> **ACTIVITY**: Your answer should be the lines of the data below that contain "screenshot".

> **DATA EXTRACTS**:
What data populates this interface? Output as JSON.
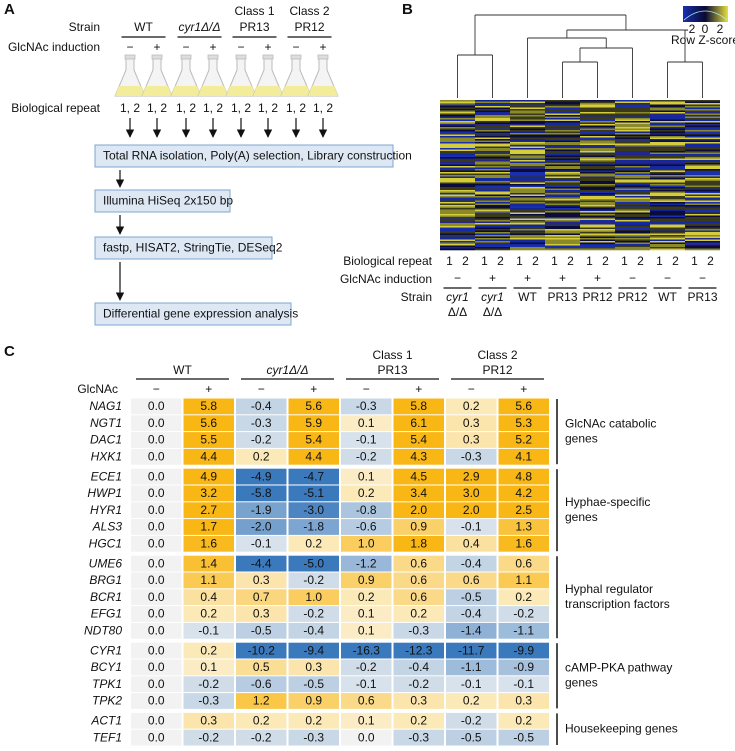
{
  "panel_a": {
    "label": "A",
    "strain_label": "Strain",
    "strain_groups": [
      {
        "name": "WT"
      },
      {
        "name": "cyr1Δ/Δ"
      },
      {
        "class": "Class 1",
        "name": "PR13"
      },
      {
        "class": "Class 2",
        "name": "PR12"
      }
    ],
    "induction_label": "GlcNAc induction",
    "induction_signs": [
      "−",
      "+"
    ],
    "repeat_label": "Biological repeat",
    "repeat_text": "1, 2",
    "steps": [
      "Total RNA isolation, Poly(A) selection, Library construction",
      "Illumina HiSeq 2x150 bp",
      "fastp, HISAT2, StringTie, DESeq2",
      "Differential gene expression analysis"
    ]
  },
  "panel_b": {
    "label": "B",
    "key_ticks": [
      -2,
      0,
      2
    ],
    "key_title": "Row Z-score",
    "repeat_label": "Biological repeat",
    "repeats": [
      "1",
      "2"
    ],
    "induction_label": "GlcNAc induction",
    "induction": [
      "−",
      "+",
      "+",
      "+",
      "+",
      "−",
      "−",
      "−"
    ],
    "strain_label": "Strain",
    "strains": [
      [
        "cyr1",
        "Δ/Δ"
      ],
      [
        "cyr1",
        "Δ/Δ"
      ],
      [
        "WT"
      ],
      [
        "PR13"
      ],
      [
        "PR12"
      ],
      [
        "PR12"
      ],
      [
        "WT"
      ],
      [
        "PR13"
      ]
    ]
  },
  "panel_c": {
    "label": "C",
    "glcnac_label": "GlcNAc",
    "gene_groups": [
      {
        "label_lines": [
          "GlcNAc catabolic",
          "genes"
        ],
        "rows": [
          {
            "gene": "NAG1",
            "values": [
              "0.0",
              "5.8",
              "-0.4",
              "5.6",
              "-0.3",
              "5.8",
              "0.2",
              "5.6"
            ]
          },
          {
            "gene": "NGT1",
            "values": [
              "0.0",
              "5.6",
              "-0.3",
              "5.9",
              "0.1",
              "6.1",
              "0.3",
              "5.3"
            ]
          },
          {
            "gene": "DAC1",
            "values": [
              "0.0",
              "5.5",
              "-0.2",
              "5.4",
              "-0.1",
              "5.4",
              "0.3",
              "5.2"
            ]
          },
          {
            "gene": "HXK1",
            "values": [
              "0.0",
              "4.4",
              "0.2",
              "4.4",
              "-0.2",
              "4.3",
              "-0.3",
              "4.1"
            ]
          }
        ]
      },
      {
        "label_lines": [
          "Hyphae-specific",
          "genes"
        ],
        "rows": [
          {
            "gene": "ECE1",
            "values": [
              "0.0",
              "4.9",
              "-4.9",
              "-4.7",
              "0.1",
              "4.5",
              "2.9",
              "4.8"
            ]
          },
          {
            "gene": "HWP1",
            "values": [
              "0.0",
              "3.2",
              "-5.8",
              "-5.1",
              "0.2",
              "3.4",
              "3.0",
              "4.2"
            ]
          },
          {
            "gene": "HYR1",
            "values": [
              "0.0",
              "2.7",
              "-1.9",
              "-3.0",
              "-0.8",
              "2.0",
              "2.0",
              "2.5"
            ]
          },
          {
            "gene": "ALS3",
            "values": [
              "0.0",
              "1.7",
              "-2.0",
              "-1.8",
              "-0.6",
              "0.9",
              "-0.1",
              "1.3"
            ]
          },
          {
            "gene": "HGC1",
            "values": [
              "0.0",
              "1.6",
              "-0.1",
              "0.2",
              "1.0",
              "1.8",
              "0.4",
              "1.6"
            ]
          }
        ]
      },
      {
        "label_lines": [
          "Hyphal regulator",
          "transcription factors"
        ],
        "rows": [
          {
            "gene": "UME6",
            "values": [
              "0.0",
              "1.4",
              "-4.4",
              "-5.0",
              "-1.2",
              "0.6",
              "-0.4",
              "0.6"
            ]
          },
          {
            "gene": "BRG1",
            "values": [
              "0.0",
              "1.1",
              "0.3",
              "-0.2",
              "0.9",
              "0.6",
              "0.6",
              "1.1"
            ]
          },
          {
            "gene": "BCR1",
            "values": [
              "0.0",
              "0.4",
              "0.7",
              "1.0",
              "0.2",
              "0.6",
              "-0.5",
              "0.2"
            ]
          },
          {
            "gene": "EFG1",
            "values": [
              "0.0",
              "0.2",
              "0.3",
              "-0.2",
              "0.1",
              "0.2",
              "-0.4",
              "-0.2"
            ]
          },
          {
            "gene": "NDT80",
            "values": [
              "0.0",
              "-0.1",
              "-0.5",
              "-0.4",
              "0.1",
              "-0.3",
              "-1.4",
              "-1.1"
            ]
          }
        ]
      },
      {
        "label_lines": [
          "cAMP-PKA pathway",
          "genes"
        ],
        "rows": [
          {
            "gene": "CYR1",
            "values": [
              "0.0",
              "0.2",
              "-10.2",
              "-9.4",
              "-16.3",
              "-12.3",
              "-11.7",
              "-9.9"
            ]
          },
          {
            "gene": "BCY1",
            "values": [
              "0.0",
              "0.1",
              "0.5",
              "0.3",
              "-0.2",
              "-0.4",
              "-1.1",
              "-0.9"
            ]
          },
          {
            "gene": "TPK1",
            "values": [
              "0.0",
              "-0.2",
              "-0.6",
              "-0.5",
              "-0.1",
              "-0.2",
              "-0.1",
              "-0.1"
            ]
          },
          {
            "gene": "TPK2",
            "values": [
              "0.0",
              "-0.3",
              "1.2",
              "0.9",
              "0.6",
              "0.3",
              "0.2",
              "0.3"
            ]
          }
        ]
      },
      {
        "label_lines": [
          "Housekeeping genes"
        ],
        "rows": [
          {
            "gene": "ACT1",
            "values": [
              "0.0",
              "0.3",
              "0.2",
              "0.2",
              "0.1",
              "0.2",
              "-0.2",
              "0.2"
            ]
          },
          {
            "gene": "TEF1",
            "values": [
              "0.0",
              "-0.2",
              "-0.2",
              "-0.3",
              "0.0",
              "-0.3",
              "-0.5",
              "-0.5"
            ]
          }
        ]
      }
    ]
  }
}
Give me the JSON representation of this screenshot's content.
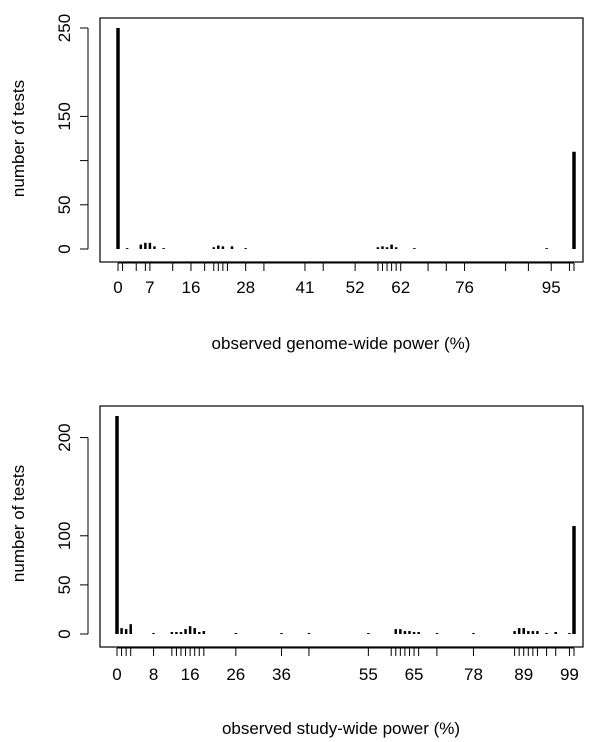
{
  "chart_data": [
    {
      "type": "bar",
      "xlabel": "observed genome-wide power (%)",
      "ylabel": "number of tests",
      "xlim": [
        -5,
        102
      ],
      "ylim": [
        0,
        250
      ],
      "y_ticks": [
        0,
        50,
        100,
        150,
        250
      ],
      "y_tick_labels": [
        "0",
        "50",
        "",
        "150",
        "250"
      ],
      "x_tick_labels": [
        {
          "x": 0,
          "label": "0"
        },
        {
          "x": 7,
          "label": "7"
        },
        {
          "x": 16,
          "label": "16"
        },
        {
          "x": 28,
          "label": "28"
        },
        {
          "x": 41,
          "label": "41"
        },
        {
          "x": 52,
          "label": "52"
        },
        {
          "x": 62,
          "label": "62"
        },
        {
          "x": 76,
          "label": "76"
        },
        {
          "x": 95,
          "label": "95"
        }
      ],
      "x_ticks": [
        0,
        1,
        4,
        6,
        7,
        12,
        16,
        19,
        21,
        22,
        23,
        24,
        28,
        32,
        41,
        45,
        52,
        57,
        58,
        59,
        60,
        61,
        62,
        68,
        72,
        76,
        85,
        90,
        95,
        99,
        100
      ],
      "x": [
        0,
        2,
        5,
        6,
        7,
        8,
        10,
        21,
        22,
        23,
        25,
        28,
        57,
        58,
        59,
        60,
        61,
        65,
        94,
        100
      ],
      "values": [
        250,
        1,
        5,
        7,
        7,
        3,
        1,
        2,
        4,
        3,
        3,
        1,
        2,
        3,
        2,
        5,
        2,
        1,
        1,
        110
      ]
    },
    {
      "type": "bar",
      "xlabel": "observed study-wide power (%)",
      "ylabel": "number of tests",
      "xlim": [
        -5,
        102
      ],
      "ylim": [
        0,
        225
      ],
      "y_ticks": [
        0,
        50,
        100,
        200
      ],
      "y_tick_labels": [
        "0",
        "50",
        "100",
        "200"
      ],
      "x_tick_labels": [
        {
          "x": 0,
          "label": "0"
        },
        {
          "x": 8,
          "label": "8"
        },
        {
          "x": 16,
          "label": "16"
        },
        {
          "x": 26,
          "label": "26"
        },
        {
          "x": 36,
          "label": "36"
        },
        {
          "x": 55,
          "label": "55"
        },
        {
          "x": 65,
          "label": "65"
        },
        {
          "x": 78,
          "label": "78"
        },
        {
          "x": 89,
          "label": "89"
        },
        {
          "x": 99,
          "label": "99"
        }
      ],
      "x_ticks": [
        0,
        1,
        2,
        3,
        8,
        12,
        13,
        14,
        15,
        16,
        17,
        18,
        19,
        26,
        36,
        42,
        55,
        60,
        61,
        62,
        63,
        64,
        65,
        66,
        70,
        78,
        87,
        88,
        89,
        90,
        91,
        92,
        94,
        96,
        99,
        100
      ],
      "x": [
        0,
        1,
        2,
        3,
        8,
        12,
        13,
        14,
        15,
        16,
        17,
        18,
        19,
        26,
        36,
        42,
        55,
        61,
        62,
        63,
        64,
        65,
        66,
        70,
        78,
        87,
        88,
        89,
        90,
        91,
        92,
        94,
        96,
        99,
        100
      ],
      "values": [
        222,
        6,
        5,
        10,
        1,
        2,
        2,
        2,
        5,
        8,
        6,
        2,
        3,
        1,
        1,
        1,
        1,
        5,
        5,
        3,
        3,
        2,
        2,
        1,
        1,
        3,
        6,
        6,
        3,
        3,
        3,
        1,
        2,
        1,
        110
      ]
    }
  ]
}
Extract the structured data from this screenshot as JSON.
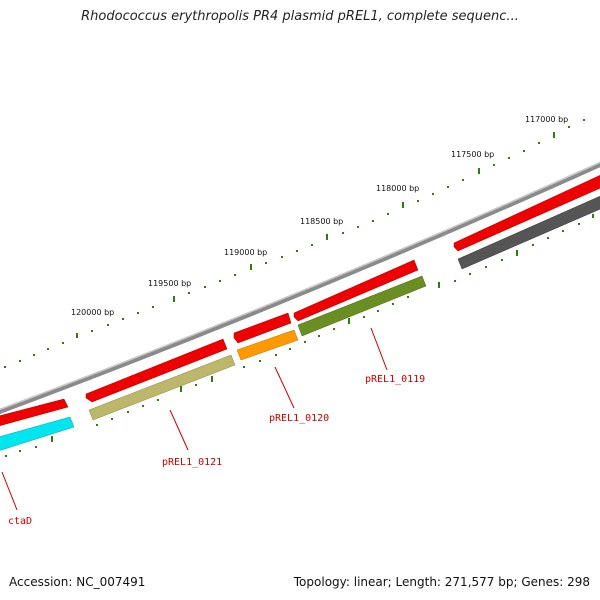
{
  "title": "Rhodococcus erythropolis PR4 plasmid pREL1, complete sequenc...",
  "footer": {
    "accession": "Accession: NC_007491",
    "stats": "Topology: linear; Length: 271,577 bp; Genes: 298"
  },
  "scale": {
    "tick_labels": [
      "117000 bp",
      "117500 bp",
      "118000 bp",
      "118500 bp",
      "119000 bp",
      "119500 bp",
      "120000 bp"
    ]
  },
  "genes": {
    "labels": [
      "pREL1_0119",
      "pREL1_0120",
      "pREL1_0121",
      "ctaD"
    ]
  },
  "colors": {
    "backbone": "#8c8c8c",
    "cds_forward": "#ee0000",
    "tick": "#2e7d10",
    "pREL1_0119": "#6b8e23",
    "pREL1_0120": "#ff9900",
    "pREL1_0121": "#bdb76b",
    "ctaD": "#00e5ee",
    "unlabeled_gene": "#555555",
    "label_text": "#cc0000"
  }
}
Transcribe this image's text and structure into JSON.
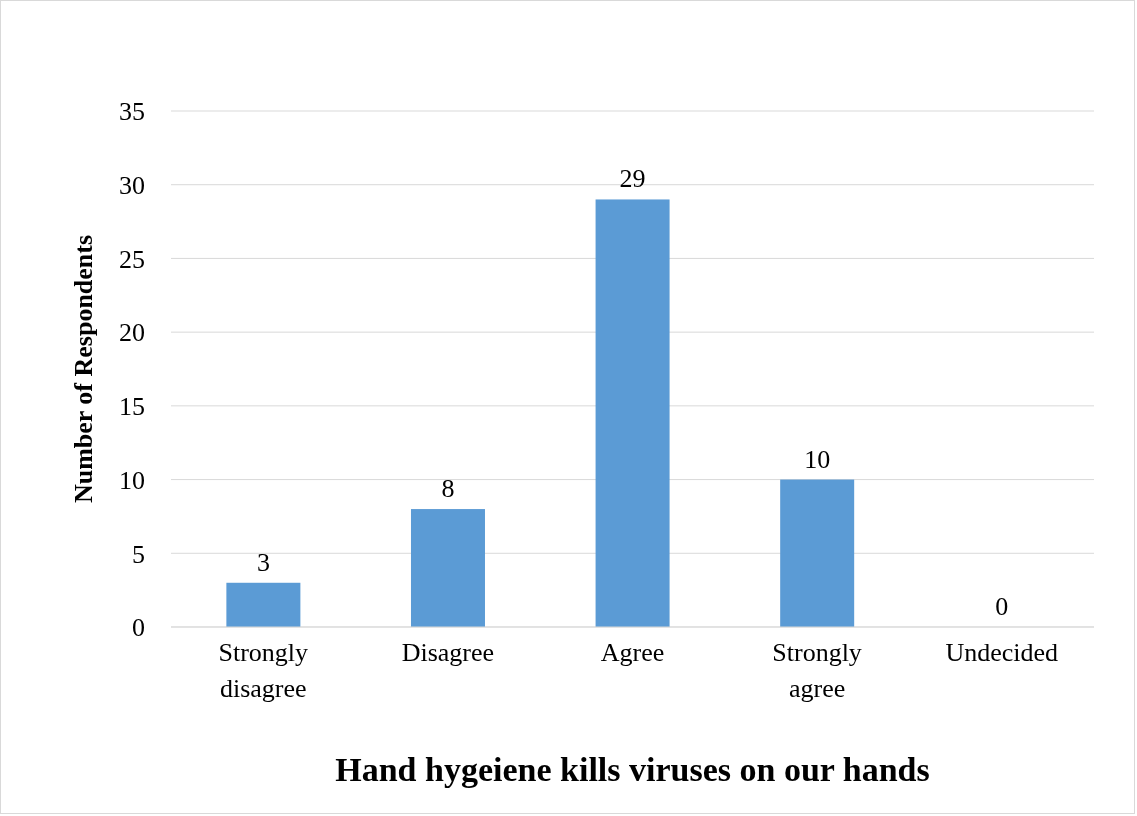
{
  "chart_data": {
    "type": "bar",
    "xlabel": "Hand hygeiene kills viruses on our hands",
    "ylabel": "Number of Respondents",
    "categories": [
      "Strongly disagree",
      "Disagree",
      "Agree",
      "Strongly agree",
      "Undecided"
    ],
    "values": [
      3,
      8,
      29,
      10,
      0
    ],
    "color": "#5b9bd5",
    "ylim": [
      0,
      35
    ],
    "yticks": [
      0,
      5,
      10,
      15,
      20,
      25,
      30,
      35
    ],
    "grid": "y",
    "data_labels": true
  }
}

> **EXERCISE RESULT**:
Give me the JSON representation of this screenshot's content.
Extract the structured data from this screenshot as JSON.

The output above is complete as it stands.